■ **Work to do**
Pull each line containing "优势与局限性" out of the data and copy it.
___
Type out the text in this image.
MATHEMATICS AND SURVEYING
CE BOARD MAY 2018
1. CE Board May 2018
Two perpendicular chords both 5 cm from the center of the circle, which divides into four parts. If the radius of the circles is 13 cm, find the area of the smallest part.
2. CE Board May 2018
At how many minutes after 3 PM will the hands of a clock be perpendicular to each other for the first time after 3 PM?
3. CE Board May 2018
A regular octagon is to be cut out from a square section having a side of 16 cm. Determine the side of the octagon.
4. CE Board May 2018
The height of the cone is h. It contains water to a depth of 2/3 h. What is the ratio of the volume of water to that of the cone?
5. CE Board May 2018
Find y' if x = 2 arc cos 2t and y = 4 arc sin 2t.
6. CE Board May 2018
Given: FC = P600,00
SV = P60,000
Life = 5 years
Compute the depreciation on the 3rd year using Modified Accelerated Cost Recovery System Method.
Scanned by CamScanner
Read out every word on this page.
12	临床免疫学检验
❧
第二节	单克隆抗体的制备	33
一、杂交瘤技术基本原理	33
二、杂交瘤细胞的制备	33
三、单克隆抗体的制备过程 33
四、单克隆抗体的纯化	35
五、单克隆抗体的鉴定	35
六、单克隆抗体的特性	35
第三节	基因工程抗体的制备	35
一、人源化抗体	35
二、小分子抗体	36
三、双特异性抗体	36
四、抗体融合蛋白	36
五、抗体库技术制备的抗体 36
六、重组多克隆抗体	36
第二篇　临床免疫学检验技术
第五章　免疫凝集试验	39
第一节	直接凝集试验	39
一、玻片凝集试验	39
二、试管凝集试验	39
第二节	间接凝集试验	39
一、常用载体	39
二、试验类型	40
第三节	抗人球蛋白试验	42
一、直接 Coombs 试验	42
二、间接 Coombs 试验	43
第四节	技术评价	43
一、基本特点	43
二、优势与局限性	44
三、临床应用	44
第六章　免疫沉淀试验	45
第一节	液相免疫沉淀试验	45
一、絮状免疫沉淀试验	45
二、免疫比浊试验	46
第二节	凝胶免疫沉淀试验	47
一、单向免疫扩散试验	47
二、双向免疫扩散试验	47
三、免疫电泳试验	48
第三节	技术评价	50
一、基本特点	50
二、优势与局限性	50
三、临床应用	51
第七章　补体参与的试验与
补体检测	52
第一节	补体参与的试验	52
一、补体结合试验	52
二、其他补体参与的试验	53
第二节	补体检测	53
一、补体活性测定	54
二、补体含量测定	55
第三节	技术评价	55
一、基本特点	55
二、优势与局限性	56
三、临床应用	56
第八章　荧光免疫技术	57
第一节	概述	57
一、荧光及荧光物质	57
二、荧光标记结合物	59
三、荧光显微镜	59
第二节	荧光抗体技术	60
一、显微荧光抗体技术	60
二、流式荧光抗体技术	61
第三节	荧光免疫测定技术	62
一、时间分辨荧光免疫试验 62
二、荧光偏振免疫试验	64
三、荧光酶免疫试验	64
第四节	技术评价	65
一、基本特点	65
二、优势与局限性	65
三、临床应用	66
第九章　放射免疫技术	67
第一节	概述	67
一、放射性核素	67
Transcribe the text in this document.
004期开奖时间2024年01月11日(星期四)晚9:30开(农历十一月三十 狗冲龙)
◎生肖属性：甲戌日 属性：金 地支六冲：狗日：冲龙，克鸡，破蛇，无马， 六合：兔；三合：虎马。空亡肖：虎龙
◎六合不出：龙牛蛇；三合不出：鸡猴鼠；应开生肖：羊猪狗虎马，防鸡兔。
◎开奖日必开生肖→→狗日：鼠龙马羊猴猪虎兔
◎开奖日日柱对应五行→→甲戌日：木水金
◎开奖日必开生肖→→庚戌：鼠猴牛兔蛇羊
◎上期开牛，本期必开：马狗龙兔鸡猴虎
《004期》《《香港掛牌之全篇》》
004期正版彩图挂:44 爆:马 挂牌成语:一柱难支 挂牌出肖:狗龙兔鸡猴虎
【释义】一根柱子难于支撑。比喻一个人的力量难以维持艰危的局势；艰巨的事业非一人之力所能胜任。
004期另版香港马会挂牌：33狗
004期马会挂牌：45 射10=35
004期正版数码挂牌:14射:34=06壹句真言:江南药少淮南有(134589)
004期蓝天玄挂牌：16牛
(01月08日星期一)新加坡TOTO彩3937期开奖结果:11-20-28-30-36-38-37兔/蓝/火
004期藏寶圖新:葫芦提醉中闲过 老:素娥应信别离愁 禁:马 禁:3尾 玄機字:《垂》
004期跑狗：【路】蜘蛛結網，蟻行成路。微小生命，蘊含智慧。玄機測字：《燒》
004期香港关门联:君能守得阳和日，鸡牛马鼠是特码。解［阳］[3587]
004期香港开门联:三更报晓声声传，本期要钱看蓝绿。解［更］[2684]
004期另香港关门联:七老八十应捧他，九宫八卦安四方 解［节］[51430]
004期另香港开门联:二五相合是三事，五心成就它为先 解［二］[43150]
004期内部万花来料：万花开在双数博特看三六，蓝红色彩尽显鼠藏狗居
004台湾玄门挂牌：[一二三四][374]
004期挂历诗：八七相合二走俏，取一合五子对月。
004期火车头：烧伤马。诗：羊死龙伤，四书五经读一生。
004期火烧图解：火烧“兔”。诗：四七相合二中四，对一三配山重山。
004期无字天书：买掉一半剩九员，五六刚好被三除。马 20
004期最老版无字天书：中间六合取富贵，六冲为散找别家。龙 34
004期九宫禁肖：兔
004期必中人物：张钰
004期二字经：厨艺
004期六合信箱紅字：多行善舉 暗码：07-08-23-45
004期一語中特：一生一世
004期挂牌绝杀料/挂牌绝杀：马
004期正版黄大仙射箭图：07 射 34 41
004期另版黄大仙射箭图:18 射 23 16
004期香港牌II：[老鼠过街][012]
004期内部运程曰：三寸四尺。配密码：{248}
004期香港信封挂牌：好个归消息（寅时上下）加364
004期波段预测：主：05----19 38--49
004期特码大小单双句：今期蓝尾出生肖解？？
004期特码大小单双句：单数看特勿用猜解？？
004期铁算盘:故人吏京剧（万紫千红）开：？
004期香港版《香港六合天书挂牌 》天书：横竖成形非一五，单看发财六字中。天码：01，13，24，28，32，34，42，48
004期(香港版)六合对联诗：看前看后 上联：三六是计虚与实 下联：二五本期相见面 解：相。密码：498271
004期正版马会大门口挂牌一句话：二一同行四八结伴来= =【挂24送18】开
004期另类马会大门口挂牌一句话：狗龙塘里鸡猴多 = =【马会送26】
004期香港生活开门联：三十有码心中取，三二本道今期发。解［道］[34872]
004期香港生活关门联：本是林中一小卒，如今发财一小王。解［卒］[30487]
___
■ **Exercise response**
二、优势与局限性	44
二、优势与局限性	50
二、优势与局限性	56
二、优势与局限性	65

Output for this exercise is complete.